* Given problem:
Print the listing below exactly.
— Begin Records shown —
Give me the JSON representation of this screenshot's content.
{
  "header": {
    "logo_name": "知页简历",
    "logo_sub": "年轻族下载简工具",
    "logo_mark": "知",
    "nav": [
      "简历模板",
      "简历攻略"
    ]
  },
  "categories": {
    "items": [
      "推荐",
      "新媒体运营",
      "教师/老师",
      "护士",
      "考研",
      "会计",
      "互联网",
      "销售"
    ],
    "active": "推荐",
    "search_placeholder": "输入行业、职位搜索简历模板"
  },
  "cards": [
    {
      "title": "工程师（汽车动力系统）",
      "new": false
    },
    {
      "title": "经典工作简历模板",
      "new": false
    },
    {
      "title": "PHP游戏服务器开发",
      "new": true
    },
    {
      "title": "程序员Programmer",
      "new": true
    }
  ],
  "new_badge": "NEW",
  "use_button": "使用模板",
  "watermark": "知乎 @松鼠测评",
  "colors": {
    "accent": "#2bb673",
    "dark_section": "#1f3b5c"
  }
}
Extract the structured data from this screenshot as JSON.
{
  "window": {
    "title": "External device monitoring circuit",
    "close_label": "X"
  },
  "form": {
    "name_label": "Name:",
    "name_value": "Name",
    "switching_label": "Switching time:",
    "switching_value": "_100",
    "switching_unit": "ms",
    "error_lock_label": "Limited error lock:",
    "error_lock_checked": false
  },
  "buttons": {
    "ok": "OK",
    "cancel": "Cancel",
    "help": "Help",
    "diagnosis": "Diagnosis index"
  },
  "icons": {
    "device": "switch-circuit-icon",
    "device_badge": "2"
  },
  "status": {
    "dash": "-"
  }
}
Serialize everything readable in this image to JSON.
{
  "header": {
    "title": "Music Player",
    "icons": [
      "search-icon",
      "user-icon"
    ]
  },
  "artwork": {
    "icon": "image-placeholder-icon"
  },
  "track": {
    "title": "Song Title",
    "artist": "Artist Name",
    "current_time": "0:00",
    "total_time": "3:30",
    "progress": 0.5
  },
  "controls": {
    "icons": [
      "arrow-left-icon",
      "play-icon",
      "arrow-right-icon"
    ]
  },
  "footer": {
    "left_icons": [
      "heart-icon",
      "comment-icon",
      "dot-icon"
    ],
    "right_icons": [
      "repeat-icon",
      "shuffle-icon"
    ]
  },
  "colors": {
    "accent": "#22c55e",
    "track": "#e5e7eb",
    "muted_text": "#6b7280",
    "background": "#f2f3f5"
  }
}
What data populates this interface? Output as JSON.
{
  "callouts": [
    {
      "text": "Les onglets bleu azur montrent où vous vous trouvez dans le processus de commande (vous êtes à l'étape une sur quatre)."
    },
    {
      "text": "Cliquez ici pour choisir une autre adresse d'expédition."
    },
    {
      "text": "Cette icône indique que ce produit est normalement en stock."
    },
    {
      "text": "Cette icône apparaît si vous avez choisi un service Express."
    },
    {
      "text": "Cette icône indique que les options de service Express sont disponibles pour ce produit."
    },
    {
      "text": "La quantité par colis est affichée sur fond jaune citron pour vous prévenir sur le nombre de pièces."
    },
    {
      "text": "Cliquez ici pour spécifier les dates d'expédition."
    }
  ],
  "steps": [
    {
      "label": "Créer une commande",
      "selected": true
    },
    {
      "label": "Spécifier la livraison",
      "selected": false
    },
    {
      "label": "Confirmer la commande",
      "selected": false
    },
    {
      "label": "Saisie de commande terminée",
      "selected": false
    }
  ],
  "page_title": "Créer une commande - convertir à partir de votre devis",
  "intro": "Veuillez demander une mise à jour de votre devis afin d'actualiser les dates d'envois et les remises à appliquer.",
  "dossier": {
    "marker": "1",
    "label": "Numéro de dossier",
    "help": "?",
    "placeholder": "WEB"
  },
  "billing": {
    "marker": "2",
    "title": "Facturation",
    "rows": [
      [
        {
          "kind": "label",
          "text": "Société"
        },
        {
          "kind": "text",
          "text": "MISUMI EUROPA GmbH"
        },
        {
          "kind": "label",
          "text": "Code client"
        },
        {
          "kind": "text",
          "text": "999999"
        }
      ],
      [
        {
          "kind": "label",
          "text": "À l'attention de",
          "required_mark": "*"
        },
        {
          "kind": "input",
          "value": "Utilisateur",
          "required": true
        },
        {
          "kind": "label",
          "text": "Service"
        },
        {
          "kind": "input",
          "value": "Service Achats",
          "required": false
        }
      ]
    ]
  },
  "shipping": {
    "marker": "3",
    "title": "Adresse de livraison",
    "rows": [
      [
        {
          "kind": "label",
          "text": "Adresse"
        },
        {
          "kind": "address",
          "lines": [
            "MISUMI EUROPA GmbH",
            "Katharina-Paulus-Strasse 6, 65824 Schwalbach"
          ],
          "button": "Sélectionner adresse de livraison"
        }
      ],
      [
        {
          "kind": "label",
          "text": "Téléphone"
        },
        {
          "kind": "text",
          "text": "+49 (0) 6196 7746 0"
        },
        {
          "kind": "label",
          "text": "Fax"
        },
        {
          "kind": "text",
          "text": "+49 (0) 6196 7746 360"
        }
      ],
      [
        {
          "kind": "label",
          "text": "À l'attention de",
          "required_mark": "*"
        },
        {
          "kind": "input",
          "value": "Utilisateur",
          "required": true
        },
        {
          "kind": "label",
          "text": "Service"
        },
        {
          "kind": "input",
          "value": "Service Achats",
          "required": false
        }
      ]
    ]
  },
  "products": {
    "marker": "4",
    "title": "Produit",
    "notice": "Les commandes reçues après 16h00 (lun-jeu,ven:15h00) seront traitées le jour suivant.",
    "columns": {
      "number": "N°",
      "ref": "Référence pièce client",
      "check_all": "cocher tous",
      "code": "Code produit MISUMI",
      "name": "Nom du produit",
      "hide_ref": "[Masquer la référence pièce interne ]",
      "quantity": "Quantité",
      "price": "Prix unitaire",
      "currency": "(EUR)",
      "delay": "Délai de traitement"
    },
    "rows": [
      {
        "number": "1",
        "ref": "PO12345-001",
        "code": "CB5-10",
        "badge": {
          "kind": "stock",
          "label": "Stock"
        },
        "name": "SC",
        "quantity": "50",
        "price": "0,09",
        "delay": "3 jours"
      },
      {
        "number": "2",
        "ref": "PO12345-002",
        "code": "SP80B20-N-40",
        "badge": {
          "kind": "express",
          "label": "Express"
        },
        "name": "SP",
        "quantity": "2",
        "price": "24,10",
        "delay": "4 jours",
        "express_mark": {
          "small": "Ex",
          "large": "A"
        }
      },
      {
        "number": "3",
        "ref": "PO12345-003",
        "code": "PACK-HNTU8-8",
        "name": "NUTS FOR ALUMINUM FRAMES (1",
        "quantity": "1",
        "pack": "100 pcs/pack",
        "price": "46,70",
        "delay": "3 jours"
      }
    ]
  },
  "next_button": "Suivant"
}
— End Records shown —
* Expected output:
Give me the JSON representation of this screenshot's content.
{
  "header": {
    "logo_name": "知页简历",
    "logo_sub": "年轻族下载简工具",
    "logo_mark": "知",
    "nav": [
      "简历模板",
      "简历攻略"
    ]
  },
  "categories": {
    "items": [
      "推荐",
      "新媒体运营",
      "教师/老师",
      "护士",
      "考研",
      "会计",
      "互联网",
      "销售"
    ],
    "active": "推荐",
    "search_placeholder": "输入行业、职位搜索简历模板"
  },
  "cards": [
    {
      "title": "工程师（汽车动力系统）",
      "new": false
    },
    {
      "title": "经典工作简历模板",
      "new": false
    },
    {
      "title": "PHP游戏服务器开发",
      "new": true
    },
    {
      "title": "程序员Programmer",
      "new": true
    }
  ],
  "new_badge": "NEW",
  "use_button": "使用模板",
  "watermark": "知乎 @松鼠测评",
  "colors": {
    "accent": "#2bb673",
    "dark_section": "#1f3b5c"
  }
}
Extract the structured data from this screenshot as JSON.
{
  "window": {
    "title": "External device monitoring circuit",
    "close_label": "X"
  },
  "form": {
    "name_label": "Name:",
    "name_value": "Name",
    "switching_label": "Switching time:",
    "switching_value": "_100",
    "switching_unit": "ms",
    "error_lock_label": "Limited error lock:",
    "error_lock_checked": false
  },
  "buttons": {
    "ok": "OK",
    "cancel": "Cancel",
    "help": "Help",
    "diagnosis": "Diagnosis index"
  },
  "icons": {
    "device": "switch-circuit-icon",
    "device_badge": "2"
  },
  "status": {
    "dash": "-"
  }
}
Serialize everything readable in this image to JSON.
{
  "header": {
    "title": "Music Player",
    "icons": [
      "search-icon",
      "user-icon"
    ]
  },
  "artwork": {
    "icon": "image-placeholder-icon"
  },
  "track": {
    "title": "Song Title",
    "artist": "Artist Name",
    "current_time": "0:00",
    "total_time": "3:30",
    "progress": 0.5
  },
  "controls": {
    "icons": [
      "arrow-left-icon",
      "play-icon",
      "arrow-right-icon"
    ]
  },
  "footer": {
    "left_icons": [
      "heart-icon",
      "comment-icon",
      "dot-icon"
    ],
    "right_icons": [
      "repeat-icon",
      "shuffle-icon"
    ]
  },
  "colors": {
    "accent": "#22c55e",
    "track": "#e5e7eb",
    "muted_text": "#6b7280",
    "background": "#f2f3f5"
  }
}
What data populates this interface? Output as JSON.
{
  "callouts": [
    {
      "text": "Les onglets bleu azur montrent où vous vous trouvez dans le processus de commande (vous êtes à l'étape une sur quatre)."
    },
    {
      "text": "Cliquez ici pour choisir une autre adresse d'expédition."
    },
    {
      "text": "Cette icône indique que ce produit est normalement en stock."
    },
    {
      "text": "Cette icône apparaît si vous avez choisi un service Express."
    },
    {
      "text": "Cette icône indique que les options de service Express sont disponibles pour ce produit."
    },
    {
      "text": "La quantité par colis est affichée sur fond jaune citron pour vous prévenir sur le nombre de pièces."
    },
    {
      "text": "Cliquez ici pour spécifier les dates d'expédition."
    }
  ],
  "steps": [
    {
      "label": "Créer une commande",
      "selected": true
    },
    {
      "label": "Spécifier la livraison",
      "selected": false
    },
    {
      "label": "Confirmer la commande",
      "selected": false
    },
    {
      "label": "Saisie de commande terminée",
      "selected": false
    }
  ],
  "page_title": "Créer une commande - convertir à partir de votre devis",
  "intro": "Veuillez demander une mise à jour de votre devis afin d'actualiser les dates d'envois et les remises à appliquer.",
  "dossier": {
    "marker": "1",
    "label": "Numéro de dossier",
    "help": "?",
    "placeholder": "WEB"
  },
  "billing": {
    "marker": "2",
    "title": "Facturation",
    "rows": [
      [
        {
          "kind": "label",
          "text": "Société"
        },
        {
          "kind": "text",
          "text": "MISUMI EUROPA GmbH"
        },
        {
          "kind": "label",
          "text": "Code client"
        },
        {
          "kind": "text",
          "text": "999999"
        }
      ],
      [
        {
          "kind": "label",
          "text": "À l'attention de",
          "required_mark": "*"
        },
        {
          "kind": "input",
          "value": "Utilisateur",
          "required": true
        },
        {
          "kind": "label",
          "text": "Service"
        },
        {
          "kind": "input",
          "value": "Service Achats",
          "required": false
        }
      ]
    ]
  },
  "shipping": {
    "marker": "3",
    "title": "Adresse de livraison",
    "rows": [
      [
        {
          "kind": "label",
          "text": "Adresse"
        },
        {
          "kind": "address",
          "lines": [
            "MISUMI EUROPA GmbH",
            "Katharina-Paulus-Strasse 6, 65824 Schwalbach"
          ],
          "button": "Sélectionner adresse de livraison"
        }
      ],
      [
        {
          "kind": "label",
          "text": "Téléphone"
        },
        {
          "kind": "text",
          "text": "+49 (0) 6196 7746 0"
        },
        {
          "kind": "label",
          "text": "Fax"
        },
        {
          "kind": "text",
          "text": "+49 (0) 6196 7746 360"
        }
      ],
      [
        {
          "kind": "label",
          "text": "À l'attention de",
          "required_mark": "*"
        },
        {
          "kind": "input",
          "value": "Utilisateur",
          "required": true
        },
        {
          "kind": "label",
          "text": "Service"
        },
        {
          "kind": "input",
          "value": "Service Achats",
          "required": false
        }
      ]
    ]
  },
  "products": {
    "marker": "4",
    "title": "Produit",
    "notice": "Les commandes reçues après 16h00 (lun-jeu,ven:15h00) seront traitées le jour suivant.",
    "columns": {
      "number": "N°",
      "ref": "Référence pièce client",
      "check_all": "cocher tous",
      "code": "Code produit MISUMI",
      "name": "Nom du produit",
      "hide_ref": "[Masquer la référence pièce interne ]",
      "quantity": "Quantité",
      "price": "Prix unitaire",
      "currency": "(EUR)",
      "delay": "Délai de traitement"
    },
    "rows": [
      {
        "number": "1",
        "ref": "PO12345-001",
        "code": "CB5-10",
        "badge": {
          "kind": "stock",
          "label": "Stock"
        },
        "name": "SC",
        "quantity": "50",
        "price": "0,09",
        "delay": "3 jours"
      },
      {
        "number": "2",
        "ref": "PO12345-002",
        "code": "SP80B20-N-40",
        "badge": {
          "kind": "express",
          "label": "Express"
        },
        "name": "SP",
        "quantity": "2",
        "price": "24,10",
        "delay": "4 jours",
        "express_mark": {
          "small": "Ex",
          "large": "A"
        }
      },
      {
        "number": "3",
        "ref": "PO12345-003",
        "code": "PACK-HNTU8-8",
        "name": "NUTS FOR ALUMINUM FRAMES (1",
        "quantity": "1",
        "pack": "100 pcs/pack",
        "price": "46,70",
        "delay": "3 jours"
      }
    ]
  },
  "next_button": "Suivant"
}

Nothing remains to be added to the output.